### Tugas Wajib 1
Tuliskan kembali seluruh berita tentang revisi PKPU pencalonan anggota DPD tanpa mengubah apa pun.

### Teks Bacaan
<<<<

JAKARTA, KOMPAS --Komisi Pemilihan Umum akan merevisi Peraturan Komisi Pemilihan Umum (PKPU) Nomor 14 Tahun 2018 tentang Pencalonan Anggota Dewan Perwakilan Daerah (DPD). Langkah ini dilakukan terkait adanya putusan Mahkamah Konstitusi (MK) pekan lalu, yang menyatakan, calon anggota DPD bukan merupakan pengurus partai politik.
”Kami putuskan untuk merevisi PKPU. Paling lambat Senin (30/7/2018), kami ajukan ke Kementerian Hukum dan HAM,” kata Ketua KPU Arief Budiman, di Jakarta, Jumat (27/7/2018).
Rancangan isi PKPU yang direvisi, juga akan dibawa ke pemerintah dan DPR untuk dikonsultasikan. Melalui revisi PKPU itu, calon anggota DPD yang merupakan pengurus partai diwajibkan mengundurkan diri dari kepengurusan partai politik paling lambat sehari sebelum penetapan daftar calon sementara.
Peraturan Komisi Pemilihan Umum (PKPU) Nomor 14 tahun 2018 tentang pencalonan perseorangan peserta pemilihan umum anggota Dewan Perwakilan Daerah (DPP) akan direvisi terkait adanya putusan Mahkamah Konstitusi (MK). Dalam putusan bernomor 30/PUU-XVI/2018 tanggal 23 Juli 2018 ini MK menegaskan bahwa calon anggota DPD bukan merupakan pengurus partai politik.
Setelah rancangan revisi diserahkan kepada Kementerian Hukum dan HAM, KPU akan mengajukan perubahan ini untuk dikonsultasiskan dengan pemerintah dan Dewan Perwakilan Rakyat.

>>>>

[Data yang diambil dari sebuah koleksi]

<<<<

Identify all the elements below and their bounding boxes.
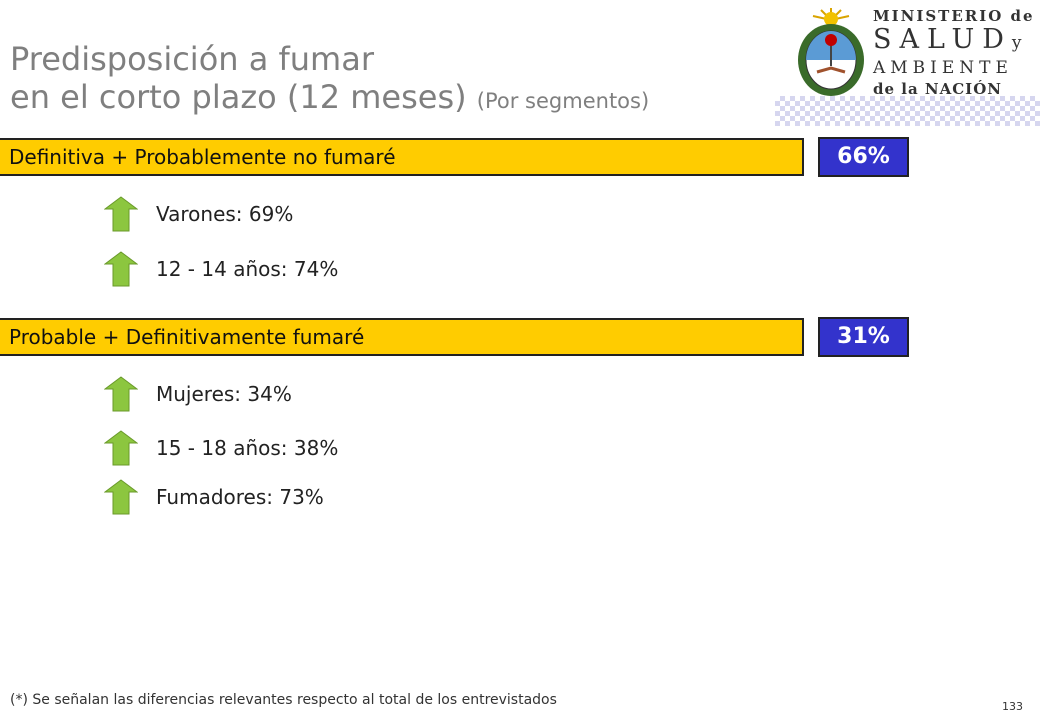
title-subtitle: (Por segmentos) <box>476 89 650 113</box>
segment-value-no-fumare: 66% <box>818 137 909 177</box>
footnote: (*) Se señalan las diferencias relevante… <box>10 692 557 708</box>
title-line-1: Predisposición a fumar <box>10 40 374 78</box>
page-number: 133 <box>1002 700 1023 713</box>
logo-line-2-suffix: y <box>1011 33 1022 53</box>
up-arrow-icon <box>104 251 138 287</box>
segment-item-label: Fumadores: 73% <box>156 485 324 509</box>
up-arrow-icon <box>104 196 138 232</box>
coat-of-arms-icon <box>798 8 864 96</box>
title-line-2-text: en el corto plazo (12 meses) <box>10 78 467 116</box>
segment-item-label: 12 - 14 años: 74% <box>156 257 339 281</box>
up-arrow-icon <box>104 430 138 466</box>
segment-value-fumare: 31% <box>818 317 909 357</box>
ministry-logo: MINISTERIO de SALUDy AMBIENTE de la NACI… <box>795 6 1035 102</box>
slide-title: Predisposición a fumar en el corto plazo… <box>10 40 780 118</box>
up-arrow-icon <box>104 479 138 515</box>
logo-text: MINISTERIO de SALUDy AMBIENTE de la NACI… <box>873 6 1035 99</box>
segment-item-label: Varones: 69% <box>156 202 294 226</box>
logo-line-3: AMBIENTE <box>873 58 1013 78</box>
segment-item-label: 15 - 18 años: 38% <box>156 436 339 460</box>
segment-bar-fumare: Probable + Definitivamente fumaré <box>0 318 804 356</box>
segment-item-label: Mujeres: 34% <box>156 382 292 406</box>
logo-line-2: SALUDy <box>873 26 1035 57</box>
logo-line-2-text: SALUD <box>873 24 1012 55</box>
checker-decoration <box>775 96 1040 126</box>
logo-line-1: MINISTERIO de <box>873 7 1035 25</box>
segment-bar-no-fumare: Definitiva + Probablemente no fumaré <box>0 138 804 176</box>
title-line-2: en el corto plazo (12 meses) (Por segmen… <box>10 78 780 118</box>
up-arrow-icon <box>104 376 138 412</box>
logo-line-4: de la NACIÓN <box>873 80 1002 98</box>
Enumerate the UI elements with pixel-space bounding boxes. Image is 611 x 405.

>>>>

### Tugas Wajib 2
Tulis ulang baris-baris data mulai dari baris yang memuat "title-subtitle: (Por segmentos)" sampai baris yang memuat "title-line-1: Predisposición a", dengan mengganti "diferencias" menjadi "variaciones" dan membiarkan bagian lain tetap sama.

### Jawaban Latihan 1
JAKARTA, KOMPAS --Komisi Pemilihan Umum akan merevisi Peraturan Komisi Pemilihan Umum (PKPU) Nomor 14 Tahun 2018 tentang Pencalonan Anggota Dewan Perwakilan Daerah (DPD). Langkah ini dilakukan terkait adanya putusan Mahkamah Konstitusi (MK) pekan lalu, yang menyatakan, calon anggota DPD bukan merupakan pengurus partai politik.
”Kami putuskan untuk merevisi PKPU. Paling lambat Senin (30/7/2018), kami ajukan ke Kementerian Hukum dan HAM,” kata Ketua KPU Arief Budiman, di Jakarta, Jumat (27/7/2018).
Rancangan isi PKPU yang direvisi, juga akan dibawa ke pemerintah dan DPR untuk dikonsultasikan. Melalui revisi PKPU itu, calon anggota DPD yang merupakan pengurus partai diwajibkan mengundurkan diri dari kepengurusan partai politik paling lambat sehari sebelum penetapan daftar calon sementara.
Peraturan Komisi Pemilihan Umum (PKPU) Nomor 14 tahun 2018 tentang pencalonan perseorangan peserta pemilihan umum anggota Dewan Perwakilan Daerah (DPP) akan direvisi terkait adanya putusan Mahkamah Konstitusi (MK). Dalam putusan bernomor 30/PUU-XVI/2018 tanggal 23 Juli 2018 ini MK menegaskan bahwa calon anggota DPD bukan merupakan pengurus partai politik.
Setelah rancangan revisi diserahkan kepada Kementerian Hukum dan HAM, KPU akan mengajukan perubahan ini untuk dikonsultasiskan dengan pemerintah dan Dewan Perwakilan Rakyat.

### Jawaban Latihan 2
title-subtitle: (Por segmentos) <box>476 89 650 113</box>
segment-value-no-fumare: 66% <box>818 137 909 177</box>
footnote: (*) Se señalan las variaciones relevante… <box>10 692 557 708</box>
title-line-1: Predisposición a fumar <box>10 40 374 78</box>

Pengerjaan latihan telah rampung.